## begin Material provided

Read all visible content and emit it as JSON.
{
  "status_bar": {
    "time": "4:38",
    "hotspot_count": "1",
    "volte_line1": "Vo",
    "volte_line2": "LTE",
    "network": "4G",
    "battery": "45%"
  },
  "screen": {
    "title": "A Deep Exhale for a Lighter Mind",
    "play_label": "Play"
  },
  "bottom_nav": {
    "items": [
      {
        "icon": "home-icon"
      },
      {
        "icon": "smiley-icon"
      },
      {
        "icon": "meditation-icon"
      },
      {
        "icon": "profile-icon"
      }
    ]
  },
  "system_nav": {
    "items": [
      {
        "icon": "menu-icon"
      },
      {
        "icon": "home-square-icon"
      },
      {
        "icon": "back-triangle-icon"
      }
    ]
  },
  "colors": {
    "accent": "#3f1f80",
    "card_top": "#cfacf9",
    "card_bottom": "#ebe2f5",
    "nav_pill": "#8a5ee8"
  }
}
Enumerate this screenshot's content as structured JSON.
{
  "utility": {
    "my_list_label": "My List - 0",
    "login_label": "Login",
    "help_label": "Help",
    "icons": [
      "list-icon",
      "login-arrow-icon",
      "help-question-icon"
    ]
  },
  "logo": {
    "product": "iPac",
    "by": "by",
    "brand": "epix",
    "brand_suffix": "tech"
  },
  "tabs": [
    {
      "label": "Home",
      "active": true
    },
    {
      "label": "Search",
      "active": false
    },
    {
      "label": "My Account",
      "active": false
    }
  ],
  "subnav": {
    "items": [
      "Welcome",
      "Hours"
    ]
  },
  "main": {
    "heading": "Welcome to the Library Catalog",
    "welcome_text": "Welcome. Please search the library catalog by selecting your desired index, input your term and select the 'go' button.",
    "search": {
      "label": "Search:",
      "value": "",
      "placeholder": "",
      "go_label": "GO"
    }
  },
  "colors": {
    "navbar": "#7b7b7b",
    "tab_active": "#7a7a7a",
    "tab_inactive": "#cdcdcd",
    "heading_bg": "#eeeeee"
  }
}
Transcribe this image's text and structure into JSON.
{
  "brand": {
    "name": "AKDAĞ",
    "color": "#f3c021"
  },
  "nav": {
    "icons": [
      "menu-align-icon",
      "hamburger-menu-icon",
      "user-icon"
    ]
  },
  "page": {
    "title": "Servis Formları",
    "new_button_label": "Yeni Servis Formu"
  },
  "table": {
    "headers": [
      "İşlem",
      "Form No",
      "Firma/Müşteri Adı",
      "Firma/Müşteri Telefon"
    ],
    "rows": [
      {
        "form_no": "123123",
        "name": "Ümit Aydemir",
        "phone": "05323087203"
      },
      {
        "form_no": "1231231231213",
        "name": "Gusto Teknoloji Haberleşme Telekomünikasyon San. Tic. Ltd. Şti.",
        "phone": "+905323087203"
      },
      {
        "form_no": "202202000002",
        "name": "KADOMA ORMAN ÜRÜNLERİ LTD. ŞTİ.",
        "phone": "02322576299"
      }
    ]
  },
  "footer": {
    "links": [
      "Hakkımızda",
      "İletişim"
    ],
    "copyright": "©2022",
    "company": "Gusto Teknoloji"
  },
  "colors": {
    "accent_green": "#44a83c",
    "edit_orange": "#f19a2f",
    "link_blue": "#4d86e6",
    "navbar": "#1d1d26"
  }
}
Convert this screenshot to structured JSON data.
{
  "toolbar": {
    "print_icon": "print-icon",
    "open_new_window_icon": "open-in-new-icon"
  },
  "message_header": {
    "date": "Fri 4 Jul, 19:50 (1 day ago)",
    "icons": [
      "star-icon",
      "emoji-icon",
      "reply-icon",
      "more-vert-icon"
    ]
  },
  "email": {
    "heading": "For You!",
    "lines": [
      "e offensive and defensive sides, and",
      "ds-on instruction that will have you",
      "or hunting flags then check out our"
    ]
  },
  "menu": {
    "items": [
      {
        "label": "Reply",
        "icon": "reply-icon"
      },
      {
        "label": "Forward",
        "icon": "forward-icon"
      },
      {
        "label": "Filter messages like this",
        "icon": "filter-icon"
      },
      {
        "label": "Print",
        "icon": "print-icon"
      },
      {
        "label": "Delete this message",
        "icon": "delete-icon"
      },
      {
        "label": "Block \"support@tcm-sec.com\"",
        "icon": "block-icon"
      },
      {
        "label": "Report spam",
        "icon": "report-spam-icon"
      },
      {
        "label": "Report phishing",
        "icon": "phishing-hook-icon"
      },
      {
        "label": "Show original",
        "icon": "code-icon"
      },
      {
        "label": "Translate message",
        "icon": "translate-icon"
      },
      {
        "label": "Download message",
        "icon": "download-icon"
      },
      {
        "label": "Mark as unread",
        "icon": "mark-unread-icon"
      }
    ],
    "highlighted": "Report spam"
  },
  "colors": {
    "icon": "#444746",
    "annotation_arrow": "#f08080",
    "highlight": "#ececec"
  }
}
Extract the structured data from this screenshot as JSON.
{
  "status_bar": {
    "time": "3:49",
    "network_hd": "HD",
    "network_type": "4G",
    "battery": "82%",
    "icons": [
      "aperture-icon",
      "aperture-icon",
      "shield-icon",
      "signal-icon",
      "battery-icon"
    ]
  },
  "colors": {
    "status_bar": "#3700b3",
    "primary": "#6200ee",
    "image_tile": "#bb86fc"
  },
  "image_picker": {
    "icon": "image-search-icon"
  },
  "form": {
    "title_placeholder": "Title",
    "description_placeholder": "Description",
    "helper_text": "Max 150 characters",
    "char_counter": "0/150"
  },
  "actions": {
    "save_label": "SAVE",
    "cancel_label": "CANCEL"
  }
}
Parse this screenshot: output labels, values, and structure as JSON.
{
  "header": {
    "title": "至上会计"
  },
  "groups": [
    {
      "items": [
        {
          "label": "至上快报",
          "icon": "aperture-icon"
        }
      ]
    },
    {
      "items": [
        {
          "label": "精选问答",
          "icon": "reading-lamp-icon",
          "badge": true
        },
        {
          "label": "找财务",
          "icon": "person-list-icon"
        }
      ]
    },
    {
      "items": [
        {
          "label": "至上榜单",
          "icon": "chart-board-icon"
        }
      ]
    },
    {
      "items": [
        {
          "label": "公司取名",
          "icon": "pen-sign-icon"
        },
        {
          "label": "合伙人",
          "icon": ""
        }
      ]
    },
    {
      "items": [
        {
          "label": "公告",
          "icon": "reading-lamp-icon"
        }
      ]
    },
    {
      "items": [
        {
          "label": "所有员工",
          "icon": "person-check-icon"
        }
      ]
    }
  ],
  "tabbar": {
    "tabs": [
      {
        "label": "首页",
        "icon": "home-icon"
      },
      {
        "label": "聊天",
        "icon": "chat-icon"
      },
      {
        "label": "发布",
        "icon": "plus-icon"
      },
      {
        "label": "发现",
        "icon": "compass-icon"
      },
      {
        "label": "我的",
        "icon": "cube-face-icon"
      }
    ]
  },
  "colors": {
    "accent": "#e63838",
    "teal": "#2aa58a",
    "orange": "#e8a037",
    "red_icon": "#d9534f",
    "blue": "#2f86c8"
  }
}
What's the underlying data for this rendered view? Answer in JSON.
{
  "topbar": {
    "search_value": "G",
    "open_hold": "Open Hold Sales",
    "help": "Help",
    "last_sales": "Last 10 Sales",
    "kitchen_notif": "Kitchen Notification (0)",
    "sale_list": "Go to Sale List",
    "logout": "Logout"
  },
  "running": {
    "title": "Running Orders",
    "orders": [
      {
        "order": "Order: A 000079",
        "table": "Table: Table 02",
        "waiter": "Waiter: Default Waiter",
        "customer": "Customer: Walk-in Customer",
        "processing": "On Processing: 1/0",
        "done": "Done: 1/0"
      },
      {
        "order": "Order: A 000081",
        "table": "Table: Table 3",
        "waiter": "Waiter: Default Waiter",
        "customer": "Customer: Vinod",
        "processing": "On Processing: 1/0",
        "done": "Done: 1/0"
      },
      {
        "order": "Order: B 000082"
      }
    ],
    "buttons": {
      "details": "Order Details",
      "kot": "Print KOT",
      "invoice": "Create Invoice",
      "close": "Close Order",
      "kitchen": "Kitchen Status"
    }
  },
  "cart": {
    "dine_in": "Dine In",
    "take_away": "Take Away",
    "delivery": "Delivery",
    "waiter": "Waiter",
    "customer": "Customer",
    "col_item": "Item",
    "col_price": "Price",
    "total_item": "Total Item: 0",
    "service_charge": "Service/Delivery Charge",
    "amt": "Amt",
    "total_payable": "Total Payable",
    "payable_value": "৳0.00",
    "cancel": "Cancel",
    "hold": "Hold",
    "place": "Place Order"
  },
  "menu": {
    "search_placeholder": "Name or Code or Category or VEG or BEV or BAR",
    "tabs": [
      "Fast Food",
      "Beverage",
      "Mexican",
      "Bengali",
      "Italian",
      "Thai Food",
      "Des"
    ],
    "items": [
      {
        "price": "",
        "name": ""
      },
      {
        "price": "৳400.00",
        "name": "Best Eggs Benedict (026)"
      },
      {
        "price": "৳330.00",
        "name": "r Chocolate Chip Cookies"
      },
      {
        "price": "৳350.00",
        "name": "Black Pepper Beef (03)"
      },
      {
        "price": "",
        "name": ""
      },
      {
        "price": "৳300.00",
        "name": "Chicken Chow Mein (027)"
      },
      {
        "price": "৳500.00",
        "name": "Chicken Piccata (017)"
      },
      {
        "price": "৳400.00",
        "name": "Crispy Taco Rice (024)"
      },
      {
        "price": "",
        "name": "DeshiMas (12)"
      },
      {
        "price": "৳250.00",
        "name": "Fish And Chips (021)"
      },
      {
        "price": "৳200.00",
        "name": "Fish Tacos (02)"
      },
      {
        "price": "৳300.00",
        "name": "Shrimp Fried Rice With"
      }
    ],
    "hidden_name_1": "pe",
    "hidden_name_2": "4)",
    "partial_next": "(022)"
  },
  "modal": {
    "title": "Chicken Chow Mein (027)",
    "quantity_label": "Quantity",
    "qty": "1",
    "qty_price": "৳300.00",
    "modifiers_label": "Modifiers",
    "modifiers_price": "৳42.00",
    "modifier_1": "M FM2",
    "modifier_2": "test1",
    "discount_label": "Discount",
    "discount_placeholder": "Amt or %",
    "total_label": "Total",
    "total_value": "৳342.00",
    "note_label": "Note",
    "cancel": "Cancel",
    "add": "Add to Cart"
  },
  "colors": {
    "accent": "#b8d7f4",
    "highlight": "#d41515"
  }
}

## end Material provided

[Your instructions]: Look through the data above. Find each line with the string "menu" and copy it.

[Result for this exercise]:
        "icon": "menu-icon"
      "menu-align-icon",
      "hamburger-menu-icon",
  "menu": {
  "menu": {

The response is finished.